--- Start ---
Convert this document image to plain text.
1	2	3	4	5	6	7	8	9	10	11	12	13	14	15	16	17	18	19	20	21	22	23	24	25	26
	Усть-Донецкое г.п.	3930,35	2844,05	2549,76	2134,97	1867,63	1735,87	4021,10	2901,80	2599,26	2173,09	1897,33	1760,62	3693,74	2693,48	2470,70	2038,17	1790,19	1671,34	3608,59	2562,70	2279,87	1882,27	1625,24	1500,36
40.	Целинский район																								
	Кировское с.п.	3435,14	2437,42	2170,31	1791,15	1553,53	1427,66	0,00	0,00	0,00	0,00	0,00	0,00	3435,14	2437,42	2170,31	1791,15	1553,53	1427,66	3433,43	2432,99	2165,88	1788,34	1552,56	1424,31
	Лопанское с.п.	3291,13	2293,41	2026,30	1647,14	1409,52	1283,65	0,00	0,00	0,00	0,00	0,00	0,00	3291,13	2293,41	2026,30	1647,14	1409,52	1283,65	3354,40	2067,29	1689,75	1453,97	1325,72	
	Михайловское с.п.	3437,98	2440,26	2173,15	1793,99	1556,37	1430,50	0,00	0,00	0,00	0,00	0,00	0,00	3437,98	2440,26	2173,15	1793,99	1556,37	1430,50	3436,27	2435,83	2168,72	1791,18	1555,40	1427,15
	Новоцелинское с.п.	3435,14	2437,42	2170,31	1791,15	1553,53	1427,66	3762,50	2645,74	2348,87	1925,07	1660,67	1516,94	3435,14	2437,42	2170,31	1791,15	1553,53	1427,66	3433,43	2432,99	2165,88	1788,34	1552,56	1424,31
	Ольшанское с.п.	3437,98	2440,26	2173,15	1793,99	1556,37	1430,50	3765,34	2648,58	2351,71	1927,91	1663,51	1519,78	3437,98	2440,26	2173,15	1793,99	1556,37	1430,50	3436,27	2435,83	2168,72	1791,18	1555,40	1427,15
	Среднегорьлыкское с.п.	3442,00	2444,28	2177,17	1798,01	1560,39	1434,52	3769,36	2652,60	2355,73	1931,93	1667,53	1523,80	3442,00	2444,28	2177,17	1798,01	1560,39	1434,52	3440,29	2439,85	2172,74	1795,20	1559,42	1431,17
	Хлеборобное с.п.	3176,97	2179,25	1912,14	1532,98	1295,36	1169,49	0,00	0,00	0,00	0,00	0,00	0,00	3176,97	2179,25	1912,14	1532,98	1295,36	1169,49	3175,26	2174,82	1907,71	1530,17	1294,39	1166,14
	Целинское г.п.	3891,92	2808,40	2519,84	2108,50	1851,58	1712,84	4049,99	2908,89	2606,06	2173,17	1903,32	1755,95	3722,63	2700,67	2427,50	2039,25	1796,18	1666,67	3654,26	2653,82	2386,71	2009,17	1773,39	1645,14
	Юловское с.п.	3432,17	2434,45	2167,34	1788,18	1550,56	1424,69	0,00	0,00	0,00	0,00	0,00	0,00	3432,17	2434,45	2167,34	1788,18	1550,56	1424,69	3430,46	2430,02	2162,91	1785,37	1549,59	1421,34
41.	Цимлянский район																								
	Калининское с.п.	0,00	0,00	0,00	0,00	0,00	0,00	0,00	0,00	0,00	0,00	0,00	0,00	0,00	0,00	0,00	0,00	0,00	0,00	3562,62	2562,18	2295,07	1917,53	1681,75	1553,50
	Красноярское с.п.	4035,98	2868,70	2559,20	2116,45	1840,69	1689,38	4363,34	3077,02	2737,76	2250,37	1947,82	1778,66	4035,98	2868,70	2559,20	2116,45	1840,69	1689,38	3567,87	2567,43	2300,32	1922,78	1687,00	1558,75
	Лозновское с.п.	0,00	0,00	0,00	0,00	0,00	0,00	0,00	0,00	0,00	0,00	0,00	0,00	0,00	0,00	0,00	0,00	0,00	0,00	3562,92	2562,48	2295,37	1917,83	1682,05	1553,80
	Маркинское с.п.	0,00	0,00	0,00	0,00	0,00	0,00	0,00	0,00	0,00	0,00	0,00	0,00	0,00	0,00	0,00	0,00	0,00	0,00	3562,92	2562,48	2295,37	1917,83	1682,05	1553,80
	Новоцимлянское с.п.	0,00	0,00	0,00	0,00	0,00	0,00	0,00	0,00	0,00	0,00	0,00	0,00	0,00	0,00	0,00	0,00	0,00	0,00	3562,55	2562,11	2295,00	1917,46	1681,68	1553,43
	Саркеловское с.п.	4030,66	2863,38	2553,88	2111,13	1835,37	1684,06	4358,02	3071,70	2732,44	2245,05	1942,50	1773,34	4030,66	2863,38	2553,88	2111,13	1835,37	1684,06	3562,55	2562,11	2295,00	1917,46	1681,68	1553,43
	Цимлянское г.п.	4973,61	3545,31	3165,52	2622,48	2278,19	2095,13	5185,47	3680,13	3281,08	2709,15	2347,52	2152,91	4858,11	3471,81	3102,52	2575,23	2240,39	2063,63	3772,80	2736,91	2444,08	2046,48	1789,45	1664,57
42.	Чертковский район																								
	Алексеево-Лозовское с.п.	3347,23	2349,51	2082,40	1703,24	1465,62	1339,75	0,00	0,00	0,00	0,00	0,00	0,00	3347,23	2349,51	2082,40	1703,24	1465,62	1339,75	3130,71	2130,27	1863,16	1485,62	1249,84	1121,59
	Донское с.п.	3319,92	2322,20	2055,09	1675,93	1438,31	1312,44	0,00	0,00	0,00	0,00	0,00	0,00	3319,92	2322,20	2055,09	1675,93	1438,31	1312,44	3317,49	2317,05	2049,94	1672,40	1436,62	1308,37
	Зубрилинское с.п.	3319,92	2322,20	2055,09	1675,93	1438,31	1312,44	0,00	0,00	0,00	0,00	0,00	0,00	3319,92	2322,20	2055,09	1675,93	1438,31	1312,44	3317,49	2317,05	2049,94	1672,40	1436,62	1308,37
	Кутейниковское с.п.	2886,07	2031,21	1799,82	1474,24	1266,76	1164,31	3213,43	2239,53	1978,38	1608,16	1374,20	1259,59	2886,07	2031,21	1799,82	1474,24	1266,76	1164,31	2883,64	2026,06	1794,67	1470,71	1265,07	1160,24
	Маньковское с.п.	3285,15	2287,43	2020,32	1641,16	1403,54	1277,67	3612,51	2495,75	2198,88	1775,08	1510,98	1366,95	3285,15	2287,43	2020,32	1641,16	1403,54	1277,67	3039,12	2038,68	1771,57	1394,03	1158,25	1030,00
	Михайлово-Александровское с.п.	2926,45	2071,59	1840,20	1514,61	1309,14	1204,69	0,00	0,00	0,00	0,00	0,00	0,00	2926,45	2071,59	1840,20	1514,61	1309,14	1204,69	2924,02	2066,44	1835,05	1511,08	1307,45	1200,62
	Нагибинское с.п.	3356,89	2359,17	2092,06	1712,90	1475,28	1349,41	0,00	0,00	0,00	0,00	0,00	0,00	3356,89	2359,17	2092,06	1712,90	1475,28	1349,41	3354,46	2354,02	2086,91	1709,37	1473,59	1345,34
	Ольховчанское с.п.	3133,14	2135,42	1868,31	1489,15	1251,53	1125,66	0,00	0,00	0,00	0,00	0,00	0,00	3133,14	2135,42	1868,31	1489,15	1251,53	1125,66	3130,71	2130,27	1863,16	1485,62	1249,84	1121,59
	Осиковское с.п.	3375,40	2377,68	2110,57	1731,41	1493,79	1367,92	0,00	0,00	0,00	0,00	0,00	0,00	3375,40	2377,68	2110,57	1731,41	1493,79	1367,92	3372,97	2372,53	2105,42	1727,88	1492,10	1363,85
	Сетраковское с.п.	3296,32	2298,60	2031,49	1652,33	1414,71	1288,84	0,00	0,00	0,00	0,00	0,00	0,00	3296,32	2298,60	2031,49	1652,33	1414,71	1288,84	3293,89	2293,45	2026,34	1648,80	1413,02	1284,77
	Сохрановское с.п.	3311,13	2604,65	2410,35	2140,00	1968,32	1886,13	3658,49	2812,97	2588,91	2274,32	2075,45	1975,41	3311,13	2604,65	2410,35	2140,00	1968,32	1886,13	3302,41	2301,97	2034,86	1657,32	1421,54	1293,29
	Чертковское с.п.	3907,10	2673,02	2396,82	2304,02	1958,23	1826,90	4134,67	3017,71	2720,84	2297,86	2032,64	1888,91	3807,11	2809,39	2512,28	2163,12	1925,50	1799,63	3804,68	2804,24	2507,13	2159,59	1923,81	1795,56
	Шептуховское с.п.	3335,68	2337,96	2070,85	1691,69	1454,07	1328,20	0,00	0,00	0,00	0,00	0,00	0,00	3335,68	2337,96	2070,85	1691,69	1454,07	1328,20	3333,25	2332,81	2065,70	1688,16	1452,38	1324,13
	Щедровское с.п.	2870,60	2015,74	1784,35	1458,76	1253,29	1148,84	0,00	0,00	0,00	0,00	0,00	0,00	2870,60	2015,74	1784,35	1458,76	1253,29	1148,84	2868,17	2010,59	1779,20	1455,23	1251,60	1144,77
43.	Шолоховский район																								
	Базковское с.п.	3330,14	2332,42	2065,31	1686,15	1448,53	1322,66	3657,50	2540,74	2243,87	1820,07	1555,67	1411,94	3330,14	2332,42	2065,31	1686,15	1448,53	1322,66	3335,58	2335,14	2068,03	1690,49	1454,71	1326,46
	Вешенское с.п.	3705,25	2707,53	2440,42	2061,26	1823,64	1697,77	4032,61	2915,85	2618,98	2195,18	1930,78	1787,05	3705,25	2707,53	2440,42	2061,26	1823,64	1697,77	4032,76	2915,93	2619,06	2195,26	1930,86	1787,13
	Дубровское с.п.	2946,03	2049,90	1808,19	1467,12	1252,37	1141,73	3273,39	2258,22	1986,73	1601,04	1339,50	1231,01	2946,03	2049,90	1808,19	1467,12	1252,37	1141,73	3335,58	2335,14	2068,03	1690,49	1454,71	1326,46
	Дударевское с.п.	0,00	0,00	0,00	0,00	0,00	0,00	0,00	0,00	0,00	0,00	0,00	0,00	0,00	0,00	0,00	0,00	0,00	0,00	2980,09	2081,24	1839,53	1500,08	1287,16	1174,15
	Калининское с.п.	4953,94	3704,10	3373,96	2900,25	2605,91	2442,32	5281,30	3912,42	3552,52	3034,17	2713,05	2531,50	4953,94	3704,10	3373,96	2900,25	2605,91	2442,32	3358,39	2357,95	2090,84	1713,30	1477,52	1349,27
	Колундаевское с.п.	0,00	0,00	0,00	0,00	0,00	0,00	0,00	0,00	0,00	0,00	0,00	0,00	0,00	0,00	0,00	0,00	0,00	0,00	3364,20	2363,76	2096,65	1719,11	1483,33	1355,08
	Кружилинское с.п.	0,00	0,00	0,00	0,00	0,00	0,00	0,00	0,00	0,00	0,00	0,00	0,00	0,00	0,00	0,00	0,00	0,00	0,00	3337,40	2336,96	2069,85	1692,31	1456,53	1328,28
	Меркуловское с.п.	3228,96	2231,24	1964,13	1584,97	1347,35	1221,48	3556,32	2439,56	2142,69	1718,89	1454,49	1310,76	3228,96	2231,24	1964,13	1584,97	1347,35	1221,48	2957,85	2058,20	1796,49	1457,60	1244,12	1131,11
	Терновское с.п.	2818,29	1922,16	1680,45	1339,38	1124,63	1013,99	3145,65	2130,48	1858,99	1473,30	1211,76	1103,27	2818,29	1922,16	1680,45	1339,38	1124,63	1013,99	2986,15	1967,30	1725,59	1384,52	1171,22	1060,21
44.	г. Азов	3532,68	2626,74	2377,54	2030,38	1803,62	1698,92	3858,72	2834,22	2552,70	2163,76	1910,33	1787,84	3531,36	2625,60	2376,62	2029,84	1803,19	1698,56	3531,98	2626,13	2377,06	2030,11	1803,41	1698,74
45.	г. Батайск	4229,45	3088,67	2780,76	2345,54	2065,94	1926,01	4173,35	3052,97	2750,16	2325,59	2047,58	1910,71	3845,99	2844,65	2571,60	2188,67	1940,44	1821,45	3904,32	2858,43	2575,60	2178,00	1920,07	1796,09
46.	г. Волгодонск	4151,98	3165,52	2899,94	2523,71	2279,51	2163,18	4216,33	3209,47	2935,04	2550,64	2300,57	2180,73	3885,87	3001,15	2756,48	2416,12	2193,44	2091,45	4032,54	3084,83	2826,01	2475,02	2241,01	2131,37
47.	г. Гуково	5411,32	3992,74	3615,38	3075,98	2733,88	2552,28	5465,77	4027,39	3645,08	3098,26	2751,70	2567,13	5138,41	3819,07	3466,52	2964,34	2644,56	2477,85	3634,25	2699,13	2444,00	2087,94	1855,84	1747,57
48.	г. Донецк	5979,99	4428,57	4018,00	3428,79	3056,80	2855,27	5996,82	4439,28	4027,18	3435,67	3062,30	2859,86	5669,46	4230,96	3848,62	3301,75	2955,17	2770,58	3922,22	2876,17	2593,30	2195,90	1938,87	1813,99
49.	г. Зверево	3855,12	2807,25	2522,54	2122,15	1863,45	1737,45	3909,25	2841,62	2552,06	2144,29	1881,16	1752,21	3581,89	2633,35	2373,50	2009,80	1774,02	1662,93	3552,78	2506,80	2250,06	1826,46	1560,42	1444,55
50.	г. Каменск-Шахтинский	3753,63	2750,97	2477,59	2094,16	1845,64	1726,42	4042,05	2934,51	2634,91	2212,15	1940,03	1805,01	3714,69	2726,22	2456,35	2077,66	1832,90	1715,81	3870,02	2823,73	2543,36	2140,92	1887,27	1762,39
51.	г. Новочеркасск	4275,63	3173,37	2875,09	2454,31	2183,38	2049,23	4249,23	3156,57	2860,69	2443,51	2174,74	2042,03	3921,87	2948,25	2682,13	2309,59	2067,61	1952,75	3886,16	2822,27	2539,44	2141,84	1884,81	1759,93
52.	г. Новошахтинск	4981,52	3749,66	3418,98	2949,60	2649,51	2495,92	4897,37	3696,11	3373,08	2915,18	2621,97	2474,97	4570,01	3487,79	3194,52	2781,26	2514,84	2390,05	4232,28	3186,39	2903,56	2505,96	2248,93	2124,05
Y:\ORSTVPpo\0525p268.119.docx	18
--- End ---
» WHAT YOU HAVE TO DO
Show all lines from the records above where the word "район" occurs.

» REPLY TO THE EXERCISE
40.	Целинский район																								
41.	Цимлянский район																								
42.	Чертковский район																								
43.	Шолоховский район																								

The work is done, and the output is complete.